** Data supplied **
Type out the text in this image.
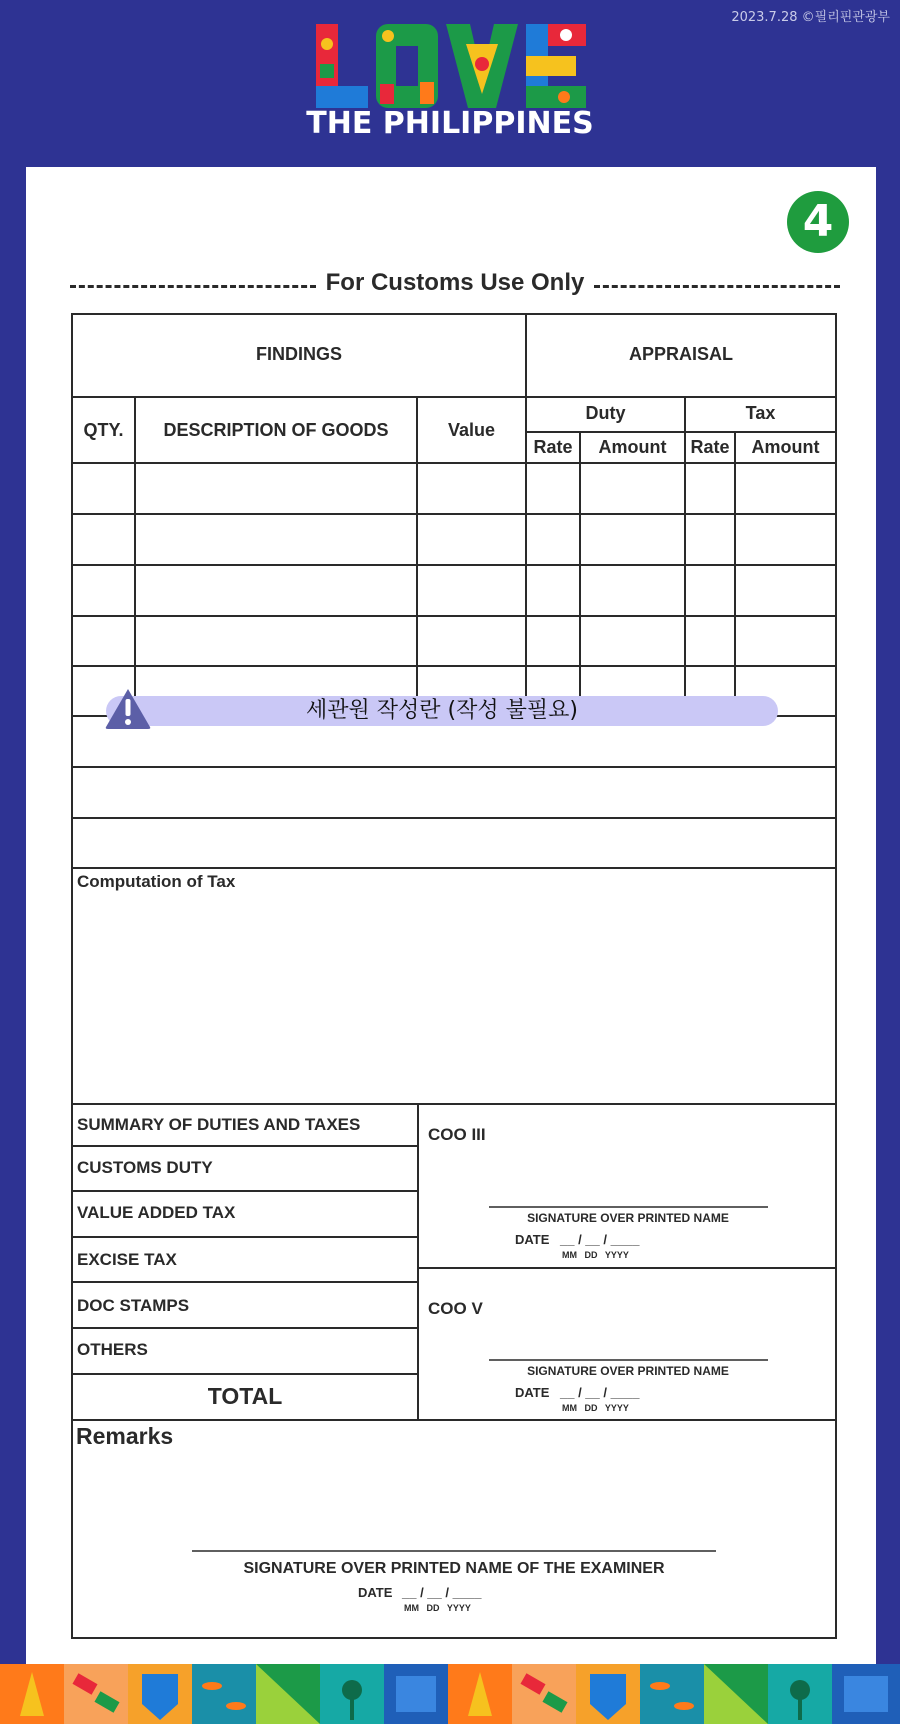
2023.7.28 ©필리핀관광부
THE PHILIPPINES
4
For Customs Use Only
FINDINGS	APPRAISAL
QTY.	DESCRIPTION OF GOODS	Value
Duty	Tax
Rate	Amount	Rate	Amount
Computation of Tax
SUMMARY OF DUTIES AND TAXES
CUSTOMS DUTY
VALUE ADDED TAX
EXCISE TAX
DOC STAMPS
OTHERS
TOTAL
COO III
SIGNATURE OVER PRINTED NAME
DATE __ / __ / ____
MM   DD   YYYY
COO V
SIGNATURE OVER PRINTED NAME
DATE __ / __ / ____
MM   DD   YYYY
Remarks
SIGNATURE OVER PRINTED NAME OF THE EXAMINER
DATE __ / __ / ____
MM   DD   YYYY
세관원 작성란 (작성 불필요)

** Exercise prompt **
Transcribe all of the entries word for word, but skip any pictures they contain.

** Complete output **
Type out the text in this image.
2023.7.28 ©필리핀관광부
THE PHILIPPINES
4
For Customs Use Only
FINDINGS	APPRAISAL
QTY.	DESCRIPTION OF GOODS	Value
Duty	Tax
Rate	Amount	Rate	Amount
Computation of Tax
SUMMARY OF DUTIES AND TAXES
CUSTOMS DUTY
VALUE ADDED TAX
EXCISE TAX
DOC STAMPS
OTHERS
TOTAL
COO III
SIGNATURE OVER PRINTED NAME
DATE __ / __ / ____
MM   DD   YYYY
COO V
SIGNATURE OVER PRINTED NAME
DATE __ / __ / ____
MM   DD   YYYY
Remarks
SIGNATURE OVER PRINTED NAME OF THE EXAMINER
DATE __ / __ / ____
MM   DD   YYYY
세관원 작성란 (작성 불필요)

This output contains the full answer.